文書本文 =
══════════

読者です 読者をやめる 読者になる 読者になる

いものやま。

雑多な知識の寄せ集め

Swiftでの行列計算について調べてみた。(その4)

昨日は行列とベクトルの演算について説明した。

今日はもうちょっとスマートな書き方が出来るようにするために、ラッパークラスを作っていく。

Matrixクラス

まず、行列を表すMatrixクラスの実装。

なお、途中に出てくるVectorクラスはMatrixクラスを継承したもので、ベクトルを表す。
詳細は後述。

それと、Matrixクラスはホントはla_object_tを継承して作りたかったんだけど、la_object_tがNSObjectProtocolに適合していなかったので、プロパティとして持つようにしている。

//==============================
// LinearAlgebra
//------------------------------
// Matrix.swift
//==============================

import Foundation
import Accelerate

class Matrix: CustomStringConvertible {
  class func fromArray(array: [[Double]]) -> Matrix {
    let row = array.count
    let col = array[0].count
    let buffer = Array(array.flatten())
    let linearAlgebraObject = la_matrix_from_double_buffer(buffer,
                                                           la_count_t(row), la_count_t(col),
                                                           la_count_t(col),
                                                           la_hint_t(LA_NO_HINT),
                                                           la_attribute_t(LA_DEFAULT_ATTRIBUTES))
    return Matrix.createMatrixOrVector(linearAlgebraObject)
  }
  
  class func identityMatrix(size: Int) -> Matrix {
    let linearAlgebraObject = la_identity_matrix(la_count_t(size),
                                                 la_scalar_type_t(LA_SCALAR_TYPE_DOUBLE),
                                                 la_attribute_t(LA_DEFAULT_ATTRIBUTES))
    return Matrix.createMatrixOrVector(linearAlgebraObject)
  }
  
  class func diagonalMatrixFromVector(vector: Vector, offset: Int = 0) -> Matrix {
    let linearAlgebraObject = la_diagonal_matrix_from_vector(vector.linearAlgebraObject, offset)
    return Matrix.createMatrixOrVector(linearAlgebraObject)
  }
  
  class func filledWith(value: Double, row: Int, col: Int) -> Matrix {
    let splat = la_splat_from_double(value, la_attribute_t(LA_DEFAULT_ATTRIBUTES))
    let linearAlgebraObject = la_matrix_from_splat(splat, la_count_t(row), la_count_t(col))
    return Matrix.createMatrixOrVector(linearAlgebraObject)
  }
  
  private class func createMatrixOrVector(linearAlgebraObject: la_object_t) -> Matrix {
    var object = Matrix(linearAlgebraObject: linearAlgebraObject)

══════════

分析用データ =
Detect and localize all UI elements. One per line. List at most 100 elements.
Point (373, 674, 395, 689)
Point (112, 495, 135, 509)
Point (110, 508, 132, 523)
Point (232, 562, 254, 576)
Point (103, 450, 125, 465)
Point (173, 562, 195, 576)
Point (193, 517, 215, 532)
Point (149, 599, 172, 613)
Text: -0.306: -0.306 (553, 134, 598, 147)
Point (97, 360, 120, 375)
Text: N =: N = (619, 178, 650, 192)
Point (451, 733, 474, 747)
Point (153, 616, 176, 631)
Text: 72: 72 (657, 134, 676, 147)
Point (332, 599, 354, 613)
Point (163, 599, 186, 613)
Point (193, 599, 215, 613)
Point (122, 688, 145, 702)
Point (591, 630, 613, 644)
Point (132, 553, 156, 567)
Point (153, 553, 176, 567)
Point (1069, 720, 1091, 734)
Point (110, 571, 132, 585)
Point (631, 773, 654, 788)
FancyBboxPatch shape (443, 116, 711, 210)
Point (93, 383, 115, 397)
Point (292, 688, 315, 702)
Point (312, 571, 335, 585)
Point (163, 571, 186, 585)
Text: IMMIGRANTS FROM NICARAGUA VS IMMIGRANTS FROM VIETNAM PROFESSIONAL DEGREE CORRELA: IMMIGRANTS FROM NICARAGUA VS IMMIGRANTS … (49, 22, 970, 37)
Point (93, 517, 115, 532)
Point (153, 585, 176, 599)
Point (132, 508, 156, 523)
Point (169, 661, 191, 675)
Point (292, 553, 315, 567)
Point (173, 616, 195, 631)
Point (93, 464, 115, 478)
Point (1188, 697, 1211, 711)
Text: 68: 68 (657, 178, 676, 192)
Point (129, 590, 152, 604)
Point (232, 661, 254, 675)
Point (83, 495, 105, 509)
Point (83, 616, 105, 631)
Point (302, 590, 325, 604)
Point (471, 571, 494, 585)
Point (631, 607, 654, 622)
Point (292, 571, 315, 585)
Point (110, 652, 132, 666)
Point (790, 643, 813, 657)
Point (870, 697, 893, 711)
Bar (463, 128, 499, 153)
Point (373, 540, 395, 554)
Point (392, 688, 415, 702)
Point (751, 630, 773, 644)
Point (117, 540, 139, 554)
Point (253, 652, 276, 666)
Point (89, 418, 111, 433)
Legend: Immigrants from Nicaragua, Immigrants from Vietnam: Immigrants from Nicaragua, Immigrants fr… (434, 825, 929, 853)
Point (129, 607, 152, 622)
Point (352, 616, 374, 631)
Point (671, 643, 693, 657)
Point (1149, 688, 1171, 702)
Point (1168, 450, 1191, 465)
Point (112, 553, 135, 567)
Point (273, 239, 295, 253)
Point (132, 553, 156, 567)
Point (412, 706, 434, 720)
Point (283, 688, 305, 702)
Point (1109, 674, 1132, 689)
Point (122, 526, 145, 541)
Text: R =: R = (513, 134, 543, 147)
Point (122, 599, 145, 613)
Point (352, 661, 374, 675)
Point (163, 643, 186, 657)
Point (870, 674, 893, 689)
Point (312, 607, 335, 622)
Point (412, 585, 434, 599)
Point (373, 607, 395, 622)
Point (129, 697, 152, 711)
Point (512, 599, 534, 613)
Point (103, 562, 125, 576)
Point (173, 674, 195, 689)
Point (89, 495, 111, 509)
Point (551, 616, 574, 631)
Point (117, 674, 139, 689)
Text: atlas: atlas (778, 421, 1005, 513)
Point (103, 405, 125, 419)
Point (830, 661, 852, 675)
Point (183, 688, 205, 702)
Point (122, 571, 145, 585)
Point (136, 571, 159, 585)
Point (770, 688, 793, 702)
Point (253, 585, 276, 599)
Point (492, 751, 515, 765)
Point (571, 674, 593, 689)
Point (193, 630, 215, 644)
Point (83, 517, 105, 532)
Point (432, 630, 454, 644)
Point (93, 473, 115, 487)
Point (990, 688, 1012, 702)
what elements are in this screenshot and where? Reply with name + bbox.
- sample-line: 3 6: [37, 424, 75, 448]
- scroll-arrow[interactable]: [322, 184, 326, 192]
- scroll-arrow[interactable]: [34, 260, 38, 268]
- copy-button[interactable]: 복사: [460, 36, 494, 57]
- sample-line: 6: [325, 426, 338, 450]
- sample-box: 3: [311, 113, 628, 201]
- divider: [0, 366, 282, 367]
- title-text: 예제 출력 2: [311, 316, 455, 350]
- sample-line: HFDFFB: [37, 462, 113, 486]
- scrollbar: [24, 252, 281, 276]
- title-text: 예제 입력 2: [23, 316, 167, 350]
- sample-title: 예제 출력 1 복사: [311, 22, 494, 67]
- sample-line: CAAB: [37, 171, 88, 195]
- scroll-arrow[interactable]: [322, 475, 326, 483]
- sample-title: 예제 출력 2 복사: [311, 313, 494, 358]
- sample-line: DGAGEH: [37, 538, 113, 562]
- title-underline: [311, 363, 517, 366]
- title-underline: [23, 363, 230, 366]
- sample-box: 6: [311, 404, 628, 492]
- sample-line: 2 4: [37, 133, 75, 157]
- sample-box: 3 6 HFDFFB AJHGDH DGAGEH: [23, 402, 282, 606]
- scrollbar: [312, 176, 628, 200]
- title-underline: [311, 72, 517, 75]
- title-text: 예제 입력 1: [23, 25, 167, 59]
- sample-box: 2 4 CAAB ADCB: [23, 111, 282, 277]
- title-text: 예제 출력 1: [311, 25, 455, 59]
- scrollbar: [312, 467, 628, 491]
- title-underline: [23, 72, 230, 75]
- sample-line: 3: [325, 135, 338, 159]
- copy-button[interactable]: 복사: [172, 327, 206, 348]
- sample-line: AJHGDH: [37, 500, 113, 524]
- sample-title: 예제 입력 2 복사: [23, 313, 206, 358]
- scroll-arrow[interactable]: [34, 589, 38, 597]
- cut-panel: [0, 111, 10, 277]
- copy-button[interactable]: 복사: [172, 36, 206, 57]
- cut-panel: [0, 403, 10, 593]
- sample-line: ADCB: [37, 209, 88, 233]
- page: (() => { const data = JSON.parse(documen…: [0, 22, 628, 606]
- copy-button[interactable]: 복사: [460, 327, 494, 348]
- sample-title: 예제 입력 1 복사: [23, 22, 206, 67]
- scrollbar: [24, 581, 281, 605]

══════════

作業依頼 = Swiftでの行列計算に関する記事を、途切れている箇所から続けて書き進めてください。 一覧は、Swiftでの行列計算に関する記事とは別の資料です。

回答 =
    if object.isVector {
      object = Vector(linearAlgebraObject: linearAlgebraObject)
    }
    return object
  }
  
  let linearAlgebraObject: la_object_t
  
  init(linearAlgebraObject: la_object_t) {
    self.linearAlgebraObject = linearAlgebraObject
  }
  
  private(set) lazy var row: Int = {
    [unowned self] in
    return Int(la_matrix_rows(self.linearAlgebraObject))
  }()
  
  private(set) lazy var col: Int = {
    [unowned self] in
    return Int(la_matrix_cols(self.linearAlgebraObject))
  }()
  
  var isVector: Bool {
    return (self.row == 1) || (self.col == 1)
  }
  
  private lazy var buffer: [Double] = {
    [unowned self] in
    var buffer = [Double](count: self.row * self.col, repeatedValue: 0.0)
    la_matrix_to_double_buffer(&buffer, la_count_t(self.col), self.linearAlgebraObject)
    return buffer
  }()
  
  subscript(row: Int, col: Int) -> Double {
    return self.buffer[row * self.col + col]
  }
  
  func toArray() -> [[Double]] {
    return (0..<self.row).map { (row: Int) -> [Double] in
      let from = self.col * row
      let to = self.col * (row + 1)
      return Array(self.buffer[from..<to])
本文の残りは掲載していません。